Exercise instructions: From the entries below, copy every line that holds the word "icon".

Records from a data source
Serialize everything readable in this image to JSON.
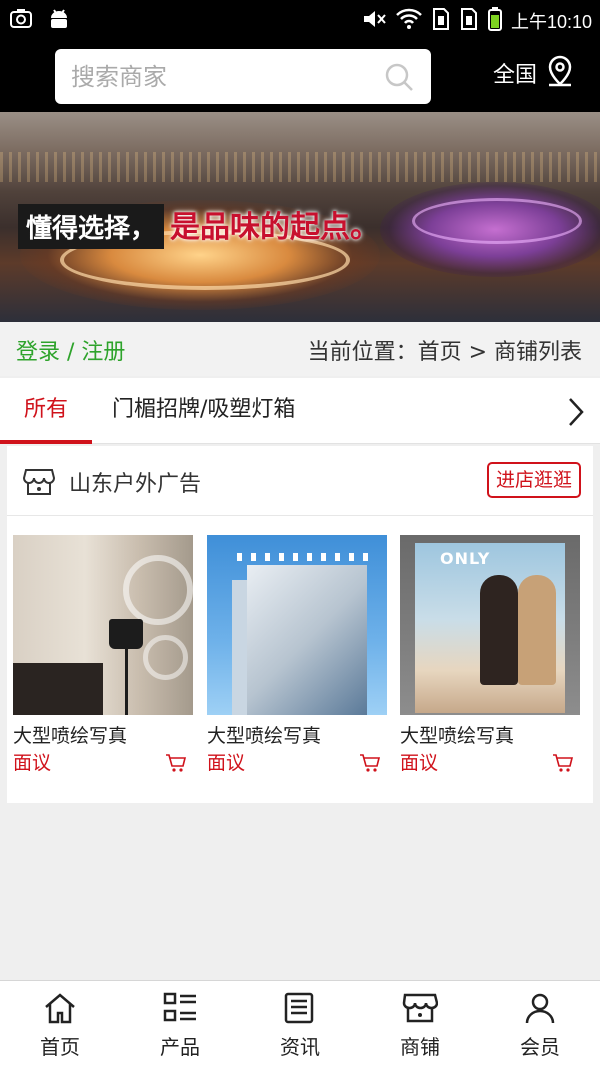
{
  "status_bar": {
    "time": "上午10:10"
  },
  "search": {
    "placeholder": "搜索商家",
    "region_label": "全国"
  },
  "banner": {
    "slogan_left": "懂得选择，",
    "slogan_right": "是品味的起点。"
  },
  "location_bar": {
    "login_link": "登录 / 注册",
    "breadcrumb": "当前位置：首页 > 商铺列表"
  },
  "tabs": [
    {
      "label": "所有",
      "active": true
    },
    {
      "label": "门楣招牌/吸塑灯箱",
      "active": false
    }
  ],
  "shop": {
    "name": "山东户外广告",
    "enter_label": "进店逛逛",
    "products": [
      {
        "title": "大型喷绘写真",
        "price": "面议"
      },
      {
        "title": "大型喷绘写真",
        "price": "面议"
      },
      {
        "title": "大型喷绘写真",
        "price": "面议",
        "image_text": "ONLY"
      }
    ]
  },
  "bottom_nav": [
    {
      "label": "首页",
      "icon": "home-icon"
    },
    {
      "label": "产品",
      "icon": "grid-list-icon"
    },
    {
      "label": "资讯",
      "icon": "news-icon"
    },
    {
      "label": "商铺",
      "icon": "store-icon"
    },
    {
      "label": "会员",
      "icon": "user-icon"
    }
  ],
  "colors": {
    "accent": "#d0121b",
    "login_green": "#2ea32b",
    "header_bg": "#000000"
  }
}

Finished task:
      "icon": "home-icon"
      "icon": "grid-list-icon"
      "icon": "news-icon"
      "icon": "store-icon"
      "icon": "user-icon"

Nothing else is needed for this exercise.